# Task data:
+ + + + +

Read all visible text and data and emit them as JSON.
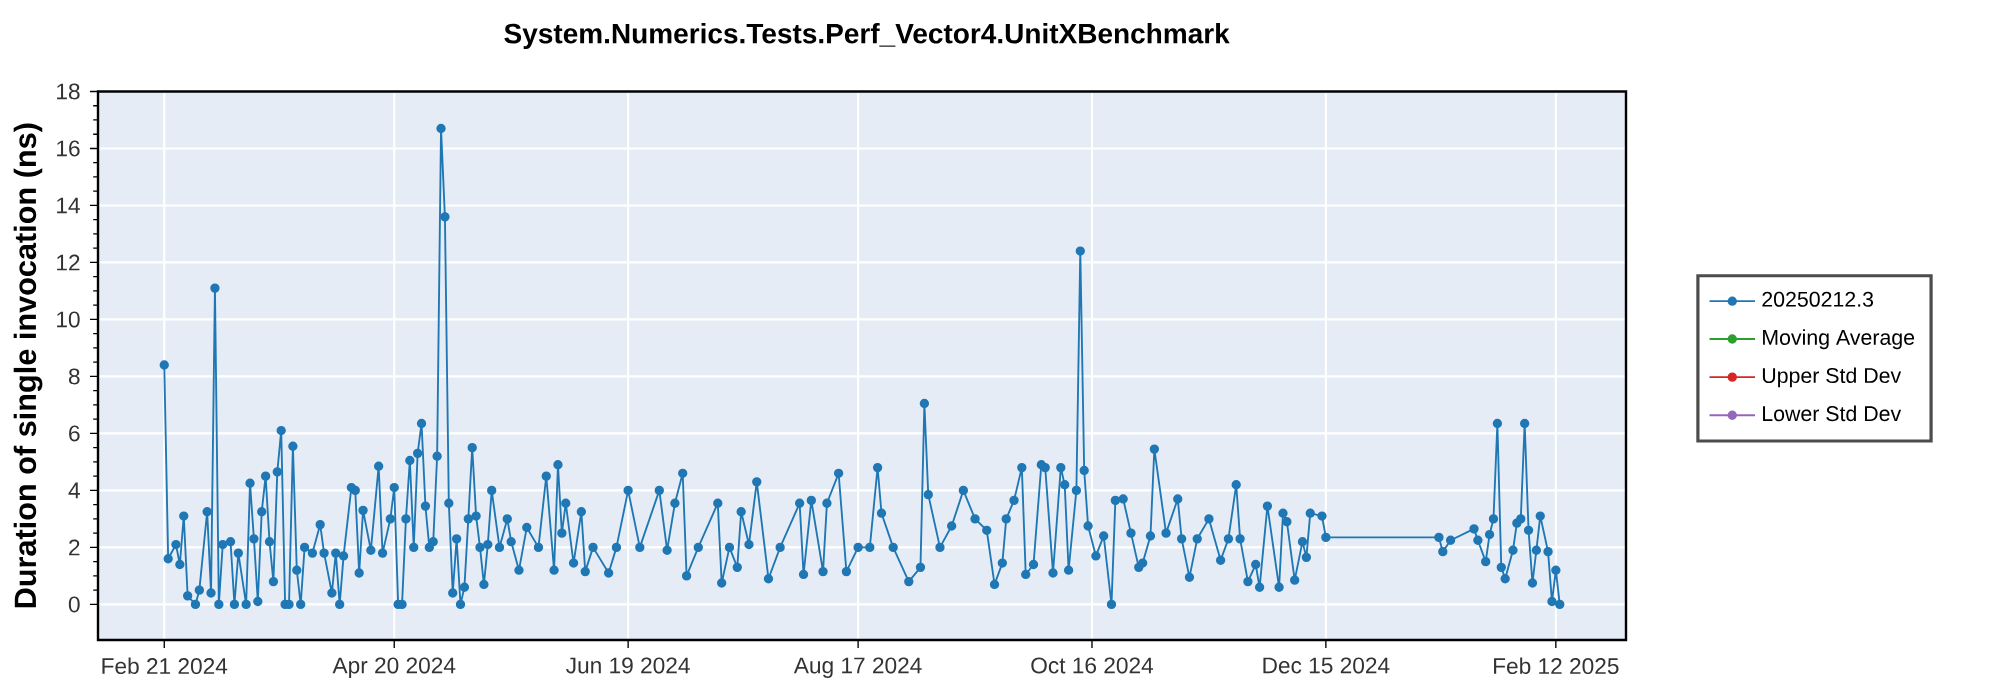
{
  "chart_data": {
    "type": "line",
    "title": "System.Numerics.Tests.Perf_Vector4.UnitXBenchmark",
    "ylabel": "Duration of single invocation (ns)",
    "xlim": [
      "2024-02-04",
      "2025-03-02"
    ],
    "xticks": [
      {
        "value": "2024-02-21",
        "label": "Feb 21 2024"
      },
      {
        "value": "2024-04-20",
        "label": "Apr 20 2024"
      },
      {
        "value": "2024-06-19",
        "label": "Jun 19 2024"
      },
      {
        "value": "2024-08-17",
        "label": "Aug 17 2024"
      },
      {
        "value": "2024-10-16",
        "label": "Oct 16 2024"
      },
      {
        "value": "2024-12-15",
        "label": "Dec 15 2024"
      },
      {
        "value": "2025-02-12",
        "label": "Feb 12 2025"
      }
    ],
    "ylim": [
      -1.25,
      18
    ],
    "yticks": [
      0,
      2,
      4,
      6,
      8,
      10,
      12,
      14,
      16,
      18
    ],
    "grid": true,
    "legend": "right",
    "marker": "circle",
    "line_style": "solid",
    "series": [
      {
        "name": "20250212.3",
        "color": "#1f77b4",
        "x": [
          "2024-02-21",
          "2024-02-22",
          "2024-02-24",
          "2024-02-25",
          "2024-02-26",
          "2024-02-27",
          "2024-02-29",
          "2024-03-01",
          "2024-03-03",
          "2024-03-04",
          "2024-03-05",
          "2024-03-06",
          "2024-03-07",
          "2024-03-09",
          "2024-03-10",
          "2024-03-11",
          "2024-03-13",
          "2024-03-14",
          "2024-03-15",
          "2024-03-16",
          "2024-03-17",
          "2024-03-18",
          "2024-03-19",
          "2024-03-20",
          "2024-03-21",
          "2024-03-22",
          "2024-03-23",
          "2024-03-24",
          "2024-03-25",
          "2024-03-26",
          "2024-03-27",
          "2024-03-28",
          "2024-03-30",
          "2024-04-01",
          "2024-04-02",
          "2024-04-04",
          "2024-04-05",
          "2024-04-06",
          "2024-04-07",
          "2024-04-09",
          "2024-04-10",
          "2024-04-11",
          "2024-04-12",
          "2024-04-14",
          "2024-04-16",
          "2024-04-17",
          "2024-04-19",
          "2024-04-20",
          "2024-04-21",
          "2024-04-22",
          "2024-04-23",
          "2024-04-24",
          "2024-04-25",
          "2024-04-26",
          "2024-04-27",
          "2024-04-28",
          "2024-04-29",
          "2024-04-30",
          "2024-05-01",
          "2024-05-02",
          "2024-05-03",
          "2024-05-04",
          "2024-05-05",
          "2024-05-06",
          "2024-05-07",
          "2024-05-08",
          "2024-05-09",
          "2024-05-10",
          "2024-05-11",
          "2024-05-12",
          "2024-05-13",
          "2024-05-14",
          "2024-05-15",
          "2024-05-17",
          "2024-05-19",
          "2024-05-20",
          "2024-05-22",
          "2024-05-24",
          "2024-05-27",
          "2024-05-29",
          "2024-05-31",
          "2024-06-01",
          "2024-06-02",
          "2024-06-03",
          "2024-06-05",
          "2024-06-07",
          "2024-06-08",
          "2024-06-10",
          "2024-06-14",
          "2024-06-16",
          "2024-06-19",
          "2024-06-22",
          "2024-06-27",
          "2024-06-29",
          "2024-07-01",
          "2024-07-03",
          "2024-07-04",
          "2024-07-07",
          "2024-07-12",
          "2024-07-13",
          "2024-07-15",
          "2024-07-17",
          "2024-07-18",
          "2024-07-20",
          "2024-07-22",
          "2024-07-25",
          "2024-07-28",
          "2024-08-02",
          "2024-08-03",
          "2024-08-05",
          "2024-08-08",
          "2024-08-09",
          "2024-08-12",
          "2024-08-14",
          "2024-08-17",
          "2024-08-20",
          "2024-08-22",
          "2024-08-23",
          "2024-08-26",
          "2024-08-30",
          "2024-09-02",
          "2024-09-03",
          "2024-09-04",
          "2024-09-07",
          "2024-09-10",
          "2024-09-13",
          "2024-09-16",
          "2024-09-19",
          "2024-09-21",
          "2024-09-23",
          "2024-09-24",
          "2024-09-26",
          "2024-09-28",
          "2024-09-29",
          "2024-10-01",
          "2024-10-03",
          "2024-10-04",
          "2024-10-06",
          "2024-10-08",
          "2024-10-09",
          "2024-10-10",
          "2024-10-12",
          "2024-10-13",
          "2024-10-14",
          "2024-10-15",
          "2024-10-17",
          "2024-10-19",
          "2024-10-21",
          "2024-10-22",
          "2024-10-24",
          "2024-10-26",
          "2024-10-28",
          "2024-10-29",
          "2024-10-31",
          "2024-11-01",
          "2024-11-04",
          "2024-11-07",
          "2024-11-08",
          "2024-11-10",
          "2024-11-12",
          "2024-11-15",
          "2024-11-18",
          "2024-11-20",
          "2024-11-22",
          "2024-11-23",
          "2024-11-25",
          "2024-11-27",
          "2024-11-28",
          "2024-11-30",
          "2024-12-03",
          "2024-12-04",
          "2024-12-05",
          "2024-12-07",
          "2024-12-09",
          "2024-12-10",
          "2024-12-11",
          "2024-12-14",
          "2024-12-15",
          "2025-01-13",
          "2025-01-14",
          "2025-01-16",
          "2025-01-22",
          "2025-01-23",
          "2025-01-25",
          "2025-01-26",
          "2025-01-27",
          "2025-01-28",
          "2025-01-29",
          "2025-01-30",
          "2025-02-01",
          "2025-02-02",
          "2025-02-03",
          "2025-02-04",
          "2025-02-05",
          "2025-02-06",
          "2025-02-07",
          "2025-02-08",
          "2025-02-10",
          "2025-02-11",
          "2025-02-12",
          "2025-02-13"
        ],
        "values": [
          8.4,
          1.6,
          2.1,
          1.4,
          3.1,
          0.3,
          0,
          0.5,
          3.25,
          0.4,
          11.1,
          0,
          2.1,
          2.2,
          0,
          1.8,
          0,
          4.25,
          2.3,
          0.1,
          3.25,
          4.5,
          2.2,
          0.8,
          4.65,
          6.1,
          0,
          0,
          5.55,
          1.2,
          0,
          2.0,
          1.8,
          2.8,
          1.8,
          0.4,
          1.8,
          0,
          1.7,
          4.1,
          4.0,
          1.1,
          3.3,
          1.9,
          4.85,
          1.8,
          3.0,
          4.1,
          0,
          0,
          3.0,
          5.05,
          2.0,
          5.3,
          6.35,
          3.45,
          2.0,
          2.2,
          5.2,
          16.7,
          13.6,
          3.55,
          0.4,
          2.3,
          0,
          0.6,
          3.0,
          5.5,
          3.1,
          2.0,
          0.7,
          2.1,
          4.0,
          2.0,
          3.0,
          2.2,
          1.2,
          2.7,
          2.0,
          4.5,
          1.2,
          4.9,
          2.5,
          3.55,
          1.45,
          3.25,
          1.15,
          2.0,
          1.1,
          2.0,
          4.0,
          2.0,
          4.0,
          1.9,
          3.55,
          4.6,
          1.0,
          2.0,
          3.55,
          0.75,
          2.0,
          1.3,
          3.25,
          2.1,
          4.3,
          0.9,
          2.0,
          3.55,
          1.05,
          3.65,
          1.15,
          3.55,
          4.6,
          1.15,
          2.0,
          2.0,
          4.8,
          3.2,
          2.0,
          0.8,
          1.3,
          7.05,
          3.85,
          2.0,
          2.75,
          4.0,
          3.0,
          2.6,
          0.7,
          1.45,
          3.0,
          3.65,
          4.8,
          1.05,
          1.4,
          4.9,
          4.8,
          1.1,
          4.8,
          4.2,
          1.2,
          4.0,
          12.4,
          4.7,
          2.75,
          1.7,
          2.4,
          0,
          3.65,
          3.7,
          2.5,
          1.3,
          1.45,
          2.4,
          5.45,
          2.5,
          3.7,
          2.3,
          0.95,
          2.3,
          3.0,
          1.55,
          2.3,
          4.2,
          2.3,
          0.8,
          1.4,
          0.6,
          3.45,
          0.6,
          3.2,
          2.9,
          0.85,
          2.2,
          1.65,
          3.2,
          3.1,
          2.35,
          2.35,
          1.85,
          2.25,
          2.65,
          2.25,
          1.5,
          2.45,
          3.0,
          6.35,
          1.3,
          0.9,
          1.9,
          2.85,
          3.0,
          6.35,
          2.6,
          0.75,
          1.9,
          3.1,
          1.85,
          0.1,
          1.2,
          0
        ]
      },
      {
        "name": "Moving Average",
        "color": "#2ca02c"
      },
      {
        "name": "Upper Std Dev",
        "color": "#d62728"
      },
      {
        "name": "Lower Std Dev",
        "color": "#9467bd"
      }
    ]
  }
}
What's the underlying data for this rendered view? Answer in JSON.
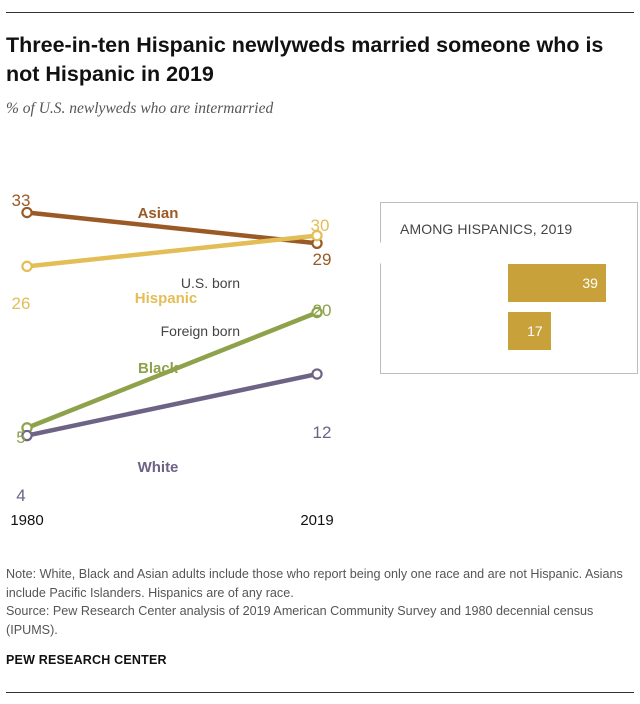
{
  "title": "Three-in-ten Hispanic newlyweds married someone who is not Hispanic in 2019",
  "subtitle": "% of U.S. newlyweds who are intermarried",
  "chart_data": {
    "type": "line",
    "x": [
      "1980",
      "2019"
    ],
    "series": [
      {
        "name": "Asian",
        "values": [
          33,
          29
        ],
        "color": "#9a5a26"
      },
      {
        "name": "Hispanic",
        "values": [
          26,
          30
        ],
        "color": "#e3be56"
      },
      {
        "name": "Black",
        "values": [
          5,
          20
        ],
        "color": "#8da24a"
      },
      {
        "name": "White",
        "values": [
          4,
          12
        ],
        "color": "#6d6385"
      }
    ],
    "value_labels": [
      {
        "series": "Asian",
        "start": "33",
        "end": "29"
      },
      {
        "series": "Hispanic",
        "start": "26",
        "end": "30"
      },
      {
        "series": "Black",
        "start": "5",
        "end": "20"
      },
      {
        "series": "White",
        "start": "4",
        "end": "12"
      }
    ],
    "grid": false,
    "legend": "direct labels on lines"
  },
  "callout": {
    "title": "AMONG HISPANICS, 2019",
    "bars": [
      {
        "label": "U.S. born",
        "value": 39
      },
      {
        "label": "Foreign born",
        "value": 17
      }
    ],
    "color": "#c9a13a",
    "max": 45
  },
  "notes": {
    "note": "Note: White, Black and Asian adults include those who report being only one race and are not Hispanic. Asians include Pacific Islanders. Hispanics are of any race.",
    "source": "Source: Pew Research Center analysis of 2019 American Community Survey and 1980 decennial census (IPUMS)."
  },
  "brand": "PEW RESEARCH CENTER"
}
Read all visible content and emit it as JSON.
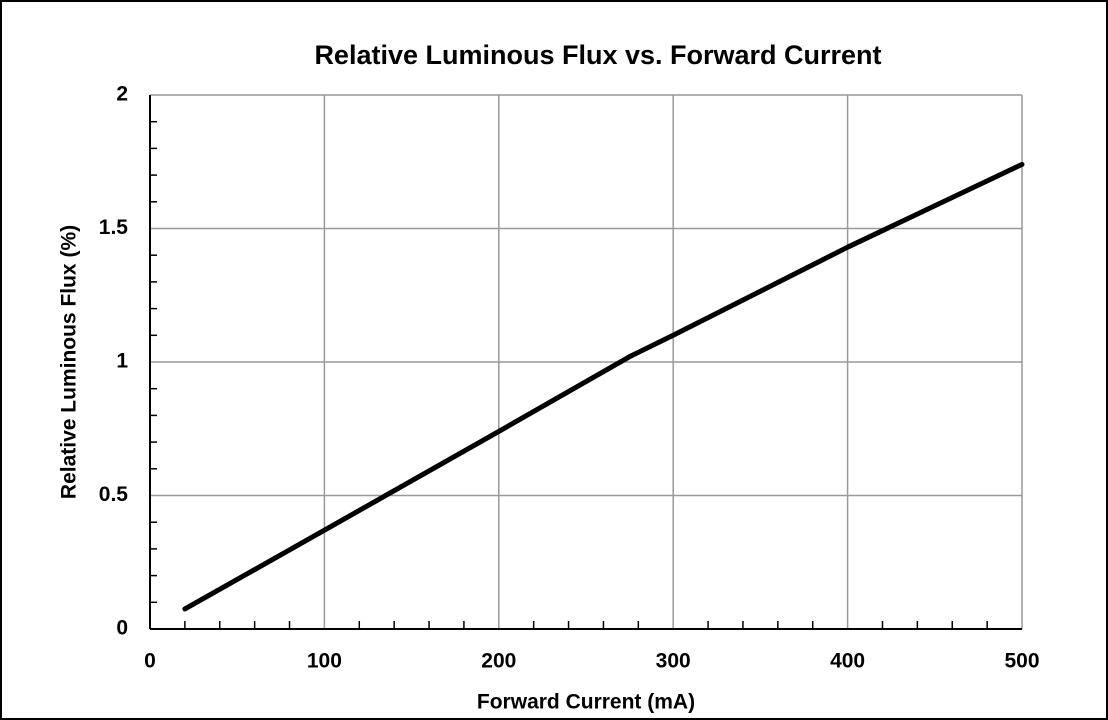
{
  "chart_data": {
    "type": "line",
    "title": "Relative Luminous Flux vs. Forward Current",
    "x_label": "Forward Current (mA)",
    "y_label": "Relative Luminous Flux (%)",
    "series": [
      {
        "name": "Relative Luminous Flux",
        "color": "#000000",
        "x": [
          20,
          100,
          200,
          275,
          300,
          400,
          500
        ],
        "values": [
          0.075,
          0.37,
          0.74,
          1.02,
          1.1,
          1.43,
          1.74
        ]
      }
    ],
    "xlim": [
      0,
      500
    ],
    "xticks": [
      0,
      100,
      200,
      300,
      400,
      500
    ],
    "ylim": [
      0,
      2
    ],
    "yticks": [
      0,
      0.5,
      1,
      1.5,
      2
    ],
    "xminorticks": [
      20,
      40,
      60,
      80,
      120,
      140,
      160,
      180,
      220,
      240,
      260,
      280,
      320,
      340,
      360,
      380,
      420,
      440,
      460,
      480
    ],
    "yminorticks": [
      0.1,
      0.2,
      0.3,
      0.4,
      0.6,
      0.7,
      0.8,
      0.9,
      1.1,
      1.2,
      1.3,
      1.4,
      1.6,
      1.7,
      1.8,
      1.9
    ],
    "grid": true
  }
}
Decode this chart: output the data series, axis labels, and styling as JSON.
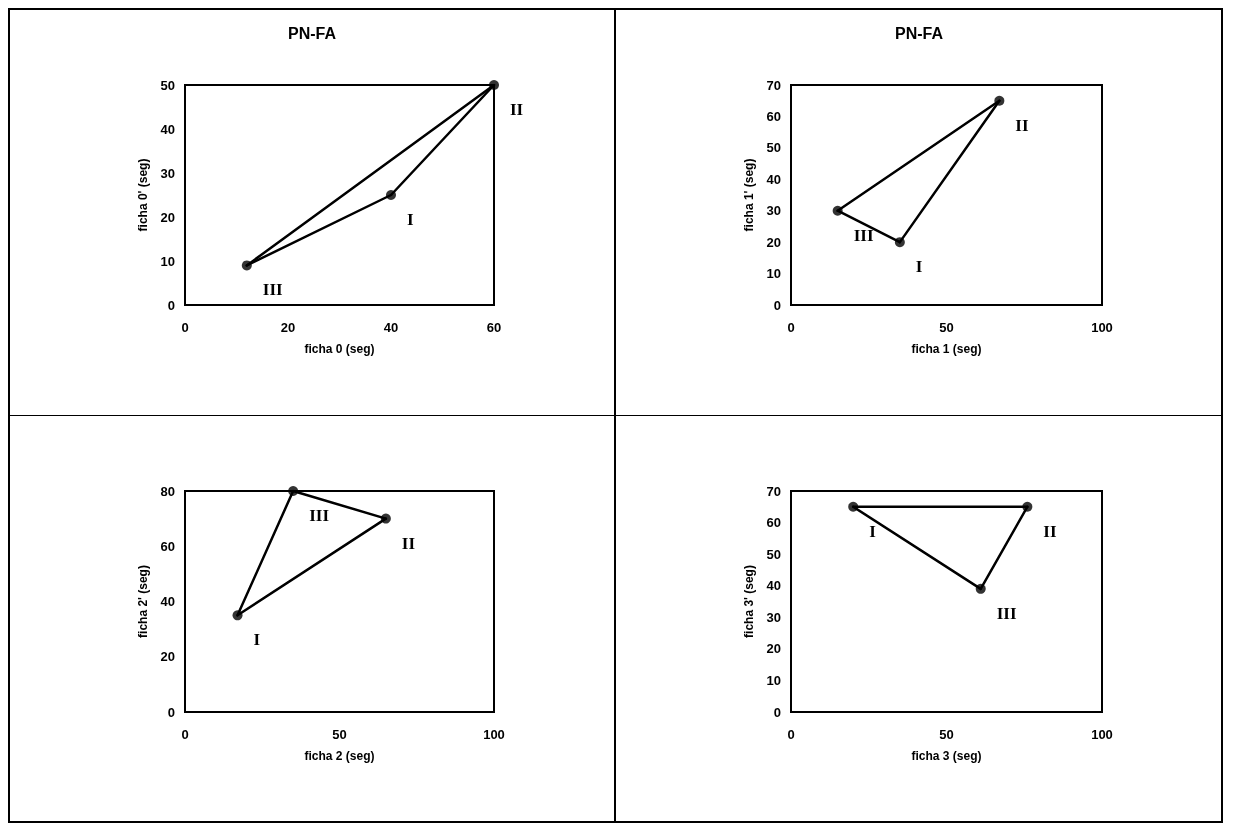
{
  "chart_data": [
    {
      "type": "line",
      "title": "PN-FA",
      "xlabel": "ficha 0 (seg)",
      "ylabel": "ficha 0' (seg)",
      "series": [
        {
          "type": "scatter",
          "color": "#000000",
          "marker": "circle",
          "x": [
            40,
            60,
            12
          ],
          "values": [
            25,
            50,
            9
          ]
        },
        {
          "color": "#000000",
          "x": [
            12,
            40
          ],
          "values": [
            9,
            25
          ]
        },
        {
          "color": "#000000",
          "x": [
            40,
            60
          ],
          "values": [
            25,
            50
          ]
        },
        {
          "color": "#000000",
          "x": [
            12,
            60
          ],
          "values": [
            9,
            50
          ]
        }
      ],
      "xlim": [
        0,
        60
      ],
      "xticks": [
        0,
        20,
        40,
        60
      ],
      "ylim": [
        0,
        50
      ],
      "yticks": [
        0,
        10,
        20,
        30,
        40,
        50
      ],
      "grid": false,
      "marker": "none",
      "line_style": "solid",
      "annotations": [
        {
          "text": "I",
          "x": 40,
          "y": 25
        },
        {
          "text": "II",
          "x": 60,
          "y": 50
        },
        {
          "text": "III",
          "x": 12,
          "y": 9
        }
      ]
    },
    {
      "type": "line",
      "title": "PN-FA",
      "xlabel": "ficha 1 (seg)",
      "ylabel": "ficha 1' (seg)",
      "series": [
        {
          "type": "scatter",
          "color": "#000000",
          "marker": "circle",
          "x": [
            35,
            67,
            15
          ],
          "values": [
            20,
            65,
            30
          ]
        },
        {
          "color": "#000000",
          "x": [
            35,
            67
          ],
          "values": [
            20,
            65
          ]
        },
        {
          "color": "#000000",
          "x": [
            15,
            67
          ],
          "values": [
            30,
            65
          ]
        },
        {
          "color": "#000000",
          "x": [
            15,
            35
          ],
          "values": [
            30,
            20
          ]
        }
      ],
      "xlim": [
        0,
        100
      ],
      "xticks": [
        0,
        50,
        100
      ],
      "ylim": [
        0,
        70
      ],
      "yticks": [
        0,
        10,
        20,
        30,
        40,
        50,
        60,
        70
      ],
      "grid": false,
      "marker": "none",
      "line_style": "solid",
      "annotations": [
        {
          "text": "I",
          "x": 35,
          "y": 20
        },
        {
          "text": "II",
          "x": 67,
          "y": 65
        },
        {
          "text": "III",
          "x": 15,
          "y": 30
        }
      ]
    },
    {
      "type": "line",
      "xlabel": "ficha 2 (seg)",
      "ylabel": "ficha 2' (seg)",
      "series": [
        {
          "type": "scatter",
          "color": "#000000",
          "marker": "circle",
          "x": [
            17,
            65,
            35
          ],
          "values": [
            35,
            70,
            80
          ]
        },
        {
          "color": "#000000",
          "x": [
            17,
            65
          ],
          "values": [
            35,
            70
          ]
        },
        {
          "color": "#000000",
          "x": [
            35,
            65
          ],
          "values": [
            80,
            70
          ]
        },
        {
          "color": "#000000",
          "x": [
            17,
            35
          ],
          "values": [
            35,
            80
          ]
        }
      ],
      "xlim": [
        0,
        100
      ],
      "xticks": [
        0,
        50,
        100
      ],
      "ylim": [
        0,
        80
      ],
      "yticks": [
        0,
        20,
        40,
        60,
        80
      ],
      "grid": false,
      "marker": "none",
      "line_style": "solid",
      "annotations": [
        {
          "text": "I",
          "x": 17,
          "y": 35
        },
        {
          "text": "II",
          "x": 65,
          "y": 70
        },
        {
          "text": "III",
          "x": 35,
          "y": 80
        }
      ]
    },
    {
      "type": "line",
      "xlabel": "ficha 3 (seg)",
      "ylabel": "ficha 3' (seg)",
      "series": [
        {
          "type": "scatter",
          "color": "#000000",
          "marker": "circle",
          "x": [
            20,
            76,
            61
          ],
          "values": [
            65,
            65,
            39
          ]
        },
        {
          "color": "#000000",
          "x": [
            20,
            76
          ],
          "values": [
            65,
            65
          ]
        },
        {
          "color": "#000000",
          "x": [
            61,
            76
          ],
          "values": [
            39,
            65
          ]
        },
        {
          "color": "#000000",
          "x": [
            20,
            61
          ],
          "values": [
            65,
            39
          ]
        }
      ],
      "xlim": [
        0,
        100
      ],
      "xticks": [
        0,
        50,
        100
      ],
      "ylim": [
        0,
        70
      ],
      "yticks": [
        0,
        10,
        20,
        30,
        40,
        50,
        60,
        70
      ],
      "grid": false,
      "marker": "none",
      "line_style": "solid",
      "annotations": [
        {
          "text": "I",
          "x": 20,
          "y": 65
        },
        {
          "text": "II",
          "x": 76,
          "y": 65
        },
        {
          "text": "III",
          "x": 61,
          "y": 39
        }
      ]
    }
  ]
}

+ + + + +

# Problem requirements:
Look through the data above. Copy every line with the string "Forward" in it.

# Response to this exercise:
    "title": "Relative Luminous Flux vs. Forward Current",
    "x_label": "Forward Current (mA)",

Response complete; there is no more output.